== EXERCISE DESCRIPTION ==
Below is a listing to write out in full, exactly as given, without its pictures.

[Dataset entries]
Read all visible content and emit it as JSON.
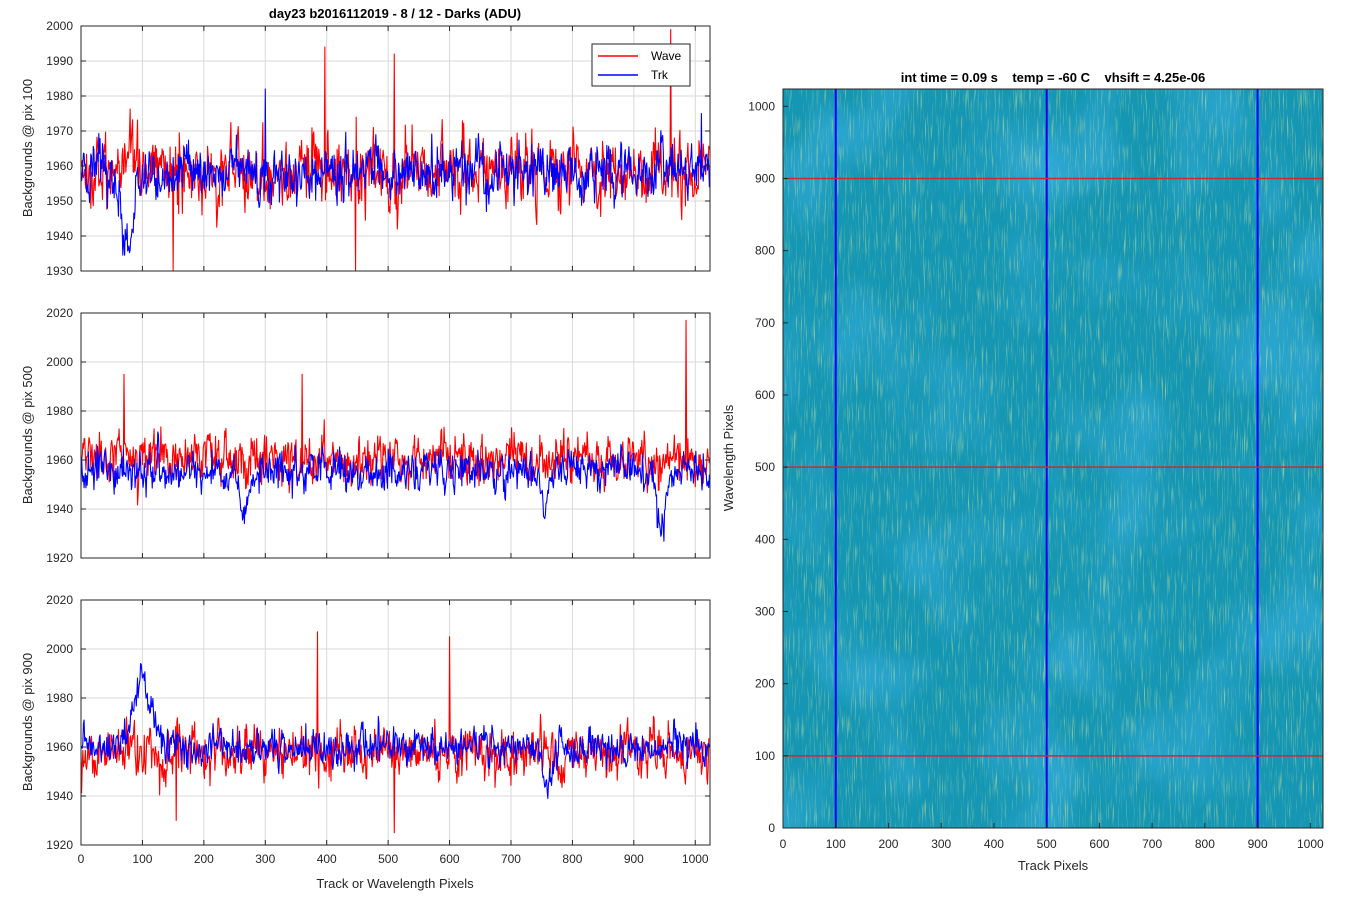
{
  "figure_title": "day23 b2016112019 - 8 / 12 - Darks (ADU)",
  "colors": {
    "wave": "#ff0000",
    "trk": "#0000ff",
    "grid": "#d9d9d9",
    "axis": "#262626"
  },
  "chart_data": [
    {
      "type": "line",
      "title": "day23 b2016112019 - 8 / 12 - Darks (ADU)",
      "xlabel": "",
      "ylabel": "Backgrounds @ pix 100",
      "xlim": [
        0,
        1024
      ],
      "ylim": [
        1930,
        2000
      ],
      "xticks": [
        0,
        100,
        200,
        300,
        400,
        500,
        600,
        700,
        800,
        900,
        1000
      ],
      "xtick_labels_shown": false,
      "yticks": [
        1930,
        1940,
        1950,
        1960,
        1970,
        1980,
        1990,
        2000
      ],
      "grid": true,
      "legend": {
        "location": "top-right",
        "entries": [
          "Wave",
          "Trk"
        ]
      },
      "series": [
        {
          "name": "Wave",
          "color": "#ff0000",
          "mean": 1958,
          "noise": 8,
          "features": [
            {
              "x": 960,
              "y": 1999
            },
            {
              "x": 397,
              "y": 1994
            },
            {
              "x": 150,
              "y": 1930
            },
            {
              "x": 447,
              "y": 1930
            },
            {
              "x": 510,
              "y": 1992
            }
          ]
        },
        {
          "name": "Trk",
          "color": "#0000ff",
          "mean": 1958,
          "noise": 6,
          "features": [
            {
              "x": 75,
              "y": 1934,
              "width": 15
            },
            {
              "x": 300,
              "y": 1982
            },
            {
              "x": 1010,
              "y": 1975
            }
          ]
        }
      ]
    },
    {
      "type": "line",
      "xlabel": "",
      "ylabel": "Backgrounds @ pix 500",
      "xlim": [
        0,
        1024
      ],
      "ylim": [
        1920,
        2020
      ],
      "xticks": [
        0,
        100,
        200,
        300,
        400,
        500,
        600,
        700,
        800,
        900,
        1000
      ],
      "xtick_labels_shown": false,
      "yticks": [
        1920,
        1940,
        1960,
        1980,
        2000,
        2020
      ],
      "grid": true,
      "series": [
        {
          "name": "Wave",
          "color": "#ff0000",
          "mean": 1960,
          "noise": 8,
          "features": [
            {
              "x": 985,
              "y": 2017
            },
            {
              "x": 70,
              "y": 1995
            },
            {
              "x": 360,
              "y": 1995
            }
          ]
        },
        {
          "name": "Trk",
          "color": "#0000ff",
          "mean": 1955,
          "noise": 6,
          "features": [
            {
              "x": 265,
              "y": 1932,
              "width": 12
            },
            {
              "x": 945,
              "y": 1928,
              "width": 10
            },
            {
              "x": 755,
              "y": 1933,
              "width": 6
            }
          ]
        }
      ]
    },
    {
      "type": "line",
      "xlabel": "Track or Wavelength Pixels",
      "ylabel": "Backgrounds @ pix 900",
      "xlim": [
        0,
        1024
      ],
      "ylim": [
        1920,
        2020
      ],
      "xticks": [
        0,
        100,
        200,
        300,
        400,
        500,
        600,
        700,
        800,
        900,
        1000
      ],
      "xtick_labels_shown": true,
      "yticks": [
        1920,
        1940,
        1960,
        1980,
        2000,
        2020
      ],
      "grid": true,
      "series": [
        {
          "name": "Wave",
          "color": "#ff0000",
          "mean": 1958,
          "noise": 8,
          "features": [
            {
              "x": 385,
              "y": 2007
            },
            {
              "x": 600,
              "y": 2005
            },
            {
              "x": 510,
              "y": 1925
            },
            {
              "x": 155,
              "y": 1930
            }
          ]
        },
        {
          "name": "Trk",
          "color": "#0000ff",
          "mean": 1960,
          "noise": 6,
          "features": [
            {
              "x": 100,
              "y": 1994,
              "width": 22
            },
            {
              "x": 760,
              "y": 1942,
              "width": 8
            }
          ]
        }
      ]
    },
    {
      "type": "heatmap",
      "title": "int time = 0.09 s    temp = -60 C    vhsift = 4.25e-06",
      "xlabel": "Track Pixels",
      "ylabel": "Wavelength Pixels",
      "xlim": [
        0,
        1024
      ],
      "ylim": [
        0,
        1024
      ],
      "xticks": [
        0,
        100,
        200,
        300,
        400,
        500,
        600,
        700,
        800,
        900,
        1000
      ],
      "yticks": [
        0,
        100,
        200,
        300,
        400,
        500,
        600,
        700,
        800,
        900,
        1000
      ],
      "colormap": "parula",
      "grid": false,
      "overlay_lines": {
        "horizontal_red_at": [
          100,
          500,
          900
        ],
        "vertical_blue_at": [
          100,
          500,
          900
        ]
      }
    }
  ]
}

== SOLUTION ==
Read all visible content and emit it as JSON.
{
  "figure_title": "day23 b2016112019 - 8 / 12 - Darks (ADU)",
  "colors": {
    "wave": "#ff0000",
    "trk": "#0000ff",
    "grid": "#d9d9d9",
    "axis": "#262626"
  },
  "chart_data": [
    {
      "type": "line",
      "title": "day23 b2016112019 - 8 / 12 - Darks (ADU)",
      "xlabel": "",
      "ylabel": "Backgrounds @ pix 100",
      "xlim": [
        0,
        1024
      ],
      "ylim": [
        1930,
        2000
      ],
      "xticks": [
        0,
        100,
        200,
        300,
        400,
        500,
        600,
        700,
        800,
        900,
        1000
      ],
      "xtick_labels_shown": false,
      "yticks": [
        1930,
        1940,
        1950,
        1960,
        1970,
        1980,
        1990,
        2000
      ],
      "grid": true,
      "legend": {
        "location": "top-right",
        "entries": [
          "Wave",
          "Trk"
        ]
      },
      "series": [
        {
          "name": "Wave",
          "color": "#ff0000",
          "mean": 1958,
          "noise": 8,
          "features": [
            {
              "x": 960,
              "y": 1999
            },
            {
              "x": 397,
              "y": 1994
            },
            {
              "x": 150,
              "y": 1930
            },
            {
              "x": 447,
              "y": 1930
            },
            {
              "x": 510,
              "y": 1992
            }
          ]
        },
        {
          "name": "Trk",
          "color": "#0000ff",
          "mean": 1958,
          "noise": 6,
          "features": [
            {
              "x": 75,
              "y": 1934,
              "width": 15
            },
            {
              "x": 300,
              "y": 1982
            },
            {
              "x": 1010,
              "y": 1975
            }
          ]
        }
      ]
    },
    {
      "type": "line",
      "xlabel": "",
      "ylabel": "Backgrounds @ pix 500",
      "xlim": [
        0,
        1024
      ],
      "ylim": [
        1920,
        2020
      ],
      "xticks": [
        0,
        100,
        200,
        300,
        400,
        500,
        600,
        700,
        800,
        900,
        1000
      ],
      "xtick_labels_shown": false,
      "yticks": [
        1920,
        1940,
        1960,
        1980,
        2000,
        2020
      ],
      "grid": true,
      "series": [
        {
          "name": "Wave",
          "color": "#ff0000",
          "mean": 1960,
          "noise": 8,
          "features": [
            {
              "x": 985,
              "y": 2017
            },
            {
              "x": 70,
              "y": 1995
            },
            {
              "x": 360,
              "y": 1995
            }
          ]
        },
        {
          "name": "Trk",
          "color": "#0000ff",
          "mean": 1955,
          "noise": 6,
          "features": [
            {
              "x": 265,
              "y": 1932,
              "width": 12
            },
            {
              "x": 945,
              "y": 1928,
              "width": 10
            },
            {
              "x": 755,
              "y": 1933,
              "width": 6
            }
          ]
        }
      ]
    },
    {
      "type": "line",
      "xlabel": "Track or Wavelength Pixels",
      "ylabel": "Backgrounds @ pix 900",
      "xlim": [
        0,
        1024
      ],
      "ylim": [
        1920,
        2020
      ],
      "xticks": [
        0,
        100,
        200,
        300,
        400,
        500,
        600,
        700,
        800,
        900,
        1000
      ],
      "xtick_labels_shown": true,
      "yticks": [
        1920,
        1940,
        1960,
        1980,
        2000,
        2020
      ],
      "grid": true,
      "series": [
        {
          "name": "Wave",
          "color": "#ff0000",
          "mean": 1958,
          "noise": 8,
          "features": [
            {
              "x": 385,
              "y": 2007
            },
            {
              "x": 600,
              "y": 2005
            },
            {
              "x": 510,
              "y": 1925
            },
            {
              "x": 155,
              "y": 1930
            }
          ]
        },
        {
          "name": "Trk",
          "color": "#0000ff",
          "mean": 1960,
          "noise": 6,
          "features": [
            {
              "x": 100,
              "y": 1994,
              "width": 22
            },
            {
              "x": 760,
              "y": 1942,
              "width": 8
            }
          ]
        }
      ]
    },
    {
      "type": "heatmap",
      "title": "int time = 0.09 s    temp = -60 C    vhsift = 4.25e-06",
      "xlabel": "Track Pixels",
      "ylabel": "Wavelength Pixels",
      "xlim": [
        0,
        1024
      ],
      "ylim": [
        0,
        1024
      ],
      "xticks": [
        0,
        100,
        200,
        300,
        400,
        500,
        600,
        700,
        800,
        900,
        1000
      ],
      "yticks": [
        0,
        100,
        200,
        300,
        400,
        500,
        600,
        700,
        800,
        900,
        1000
      ],
      "colormap": "parula",
      "grid": false,
      "overlay_lines": {
        "horizontal_red_at": [
          100,
          500,
          900
        ],
        "vertical_blue_at": [
          100,
          500,
          900
        ]
      }
    }
  ]
}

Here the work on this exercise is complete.